Begin Raw data

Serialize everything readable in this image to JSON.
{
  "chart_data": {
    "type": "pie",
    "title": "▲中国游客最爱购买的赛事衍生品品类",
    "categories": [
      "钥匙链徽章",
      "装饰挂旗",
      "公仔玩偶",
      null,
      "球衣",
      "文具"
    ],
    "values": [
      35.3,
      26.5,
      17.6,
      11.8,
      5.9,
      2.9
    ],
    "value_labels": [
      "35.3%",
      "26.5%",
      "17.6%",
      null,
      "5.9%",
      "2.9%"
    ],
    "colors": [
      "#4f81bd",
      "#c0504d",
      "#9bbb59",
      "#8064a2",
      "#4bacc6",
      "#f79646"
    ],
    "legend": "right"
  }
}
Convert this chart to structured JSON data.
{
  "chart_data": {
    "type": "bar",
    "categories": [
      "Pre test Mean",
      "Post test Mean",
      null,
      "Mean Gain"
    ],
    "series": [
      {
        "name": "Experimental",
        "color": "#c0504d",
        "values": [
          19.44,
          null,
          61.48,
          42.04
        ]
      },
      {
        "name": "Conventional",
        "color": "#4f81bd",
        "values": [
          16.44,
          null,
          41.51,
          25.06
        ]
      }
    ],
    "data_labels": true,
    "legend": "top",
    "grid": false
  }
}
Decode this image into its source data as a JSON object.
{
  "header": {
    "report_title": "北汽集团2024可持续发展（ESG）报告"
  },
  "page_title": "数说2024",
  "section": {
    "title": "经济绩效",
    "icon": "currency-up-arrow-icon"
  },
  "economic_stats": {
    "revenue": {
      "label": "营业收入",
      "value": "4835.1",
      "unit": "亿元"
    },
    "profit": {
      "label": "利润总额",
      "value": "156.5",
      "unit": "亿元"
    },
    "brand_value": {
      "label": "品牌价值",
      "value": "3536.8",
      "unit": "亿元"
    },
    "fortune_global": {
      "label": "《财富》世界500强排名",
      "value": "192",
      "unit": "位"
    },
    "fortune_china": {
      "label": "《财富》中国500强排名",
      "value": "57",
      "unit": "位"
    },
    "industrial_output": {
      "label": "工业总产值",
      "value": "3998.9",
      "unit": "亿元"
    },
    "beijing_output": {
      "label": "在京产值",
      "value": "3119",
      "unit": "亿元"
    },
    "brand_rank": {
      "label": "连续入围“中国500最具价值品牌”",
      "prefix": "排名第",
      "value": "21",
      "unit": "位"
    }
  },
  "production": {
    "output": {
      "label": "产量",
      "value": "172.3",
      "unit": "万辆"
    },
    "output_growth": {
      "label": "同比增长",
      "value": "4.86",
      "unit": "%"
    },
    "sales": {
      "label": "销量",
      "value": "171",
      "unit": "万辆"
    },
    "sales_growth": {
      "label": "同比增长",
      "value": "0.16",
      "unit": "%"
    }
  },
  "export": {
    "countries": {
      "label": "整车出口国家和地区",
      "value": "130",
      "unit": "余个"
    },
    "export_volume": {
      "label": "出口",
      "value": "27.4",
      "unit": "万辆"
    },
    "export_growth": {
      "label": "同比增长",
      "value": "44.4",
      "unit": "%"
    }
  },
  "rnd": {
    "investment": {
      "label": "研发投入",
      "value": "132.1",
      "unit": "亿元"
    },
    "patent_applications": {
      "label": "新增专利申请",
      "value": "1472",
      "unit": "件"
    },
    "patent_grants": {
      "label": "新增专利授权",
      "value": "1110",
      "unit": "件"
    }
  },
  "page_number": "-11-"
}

End Raw data

_Problem statement_
Return the entries above exactly, each one complete.

_Correct result_
Serialize everything readable in this image to JSON.
{
  "chart_data": {
    "type": "pie",
    "title": "▲中国游客最爱购买的赛事衍生品品类",
    "categories": [
      "钥匙链徽章",
      "装饰挂旗",
      "公仔玩偶",
      null,
      "球衣",
      "文具"
    ],
    "values": [
      35.3,
      26.5,
      17.6,
      11.8,
      5.9,
      2.9
    ],
    "value_labels": [
      "35.3%",
      "26.5%",
      "17.6%",
      null,
      "5.9%",
      "2.9%"
    ],
    "colors": [
      "#4f81bd",
      "#c0504d",
      "#9bbb59",
      "#8064a2",
      "#4bacc6",
      "#f79646"
    ],
    "legend": "right"
  }
}
Convert this chart to structured JSON data.
{
  "chart_data": {
    "type": "bar",
    "categories": [
      "Pre test Mean",
      "Post test Mean",
      null,
      "Mean Gain"
    ],
    "series": [
      {
        "name": "Experimental",
        "color": "#c0504d",
        "values": [
          19.44,
          null,
          61.48,
          42.04
        ]
      },
      {
        "name": "Conventional",
        "color": "#4f81bd",
        "values": [
          16.44,
          null,
          41.51,
          25.06
        ]
      }
    ],
    "data_labels": true,
    "legend": "top",
    "grid": false
  }
}
Decode this image into its source data as a JSON object.
{
  "header": {
    "report_title": "北汽集团2024可持续发展（ESG）报告"
  },
  "page_title": "数说2024",
  "section": {
    "title": "经济绩效",
    "icon": "currency-up-arrow-icon"
  },
  "economic_stats": {
    "revenue": {
      "label": "营业收入",
      "value": "4835.1",
      "unit": "亿元"
    },
    "profit": {
      "label": "利润总额",
      "value": "156.5",
      "unit": "亿元"
    },
    "brand_value": {
      "label": "品牌价值",
      "value": "3536.8",
      "unit": "亿元"
    },
    "fortune_global": {
      "label": "《财富》世界500强排名",
      "value": "192",
      "unit": "位"
    },
    "fortune_china": {
      "label": "《财富》中国500强排名",
      "value": "57",
      "unit": "位"
    },
    "industrial_output": {
      "label": "工业总产值",
      "value": "3998.9",
      "unit": "亿元"
    },
    "beijing_output": {
      "label": "在京产值",
      "value": "3119",
      "unit": "亿元"
    },
    "brand_rank": {
      "label": "连续入围“中国500最具价值品牌”",
      "prefix": "排名第",
      "value": "21",
      "unit": "位"
    }
  },
  "production": {
    "output": {
      "label": "产量",
      "value": "172.3",
      "unit": "万辆"
    },
    "output_growth": {
      "label": "同比增长",
      "value": "4.86",
      "unit": "%"
    },
    "sales": {
      "label": "销量",
      "value": "171",
      "unit": "万辆"
    },
    "sales_growth": {
      "label": "同比增长",
      "value": "0.16",
      "unit": "%"
    }
  },
  "export": {
    "countries": {
      "label": "整车出口国家和地区",
      "value": "130",
      "unit": "余个"
    },
    "export_volume": {
      "label": "出口",
      "value": "27.4",
      "unit": "万辆"
    },
    "export_growth": {
      "label": "同比增长",
      "value": "44.4",
      "unit": "%"
    }
  },
  "rnd": {
    "investment": {
      "label": "研发投入",
      "value": "132.1",
      "unit": "亿元"
    },
    "patent_applications": {
      "label": "新增专利申请",
      "value": "1472",
      "unit": "件"
    },
    "patent_grants": {
      "label": "新增专利授权",
      "value": "1110",
      "unit": "件"
    }
  },
  "page_number": "-11-"
}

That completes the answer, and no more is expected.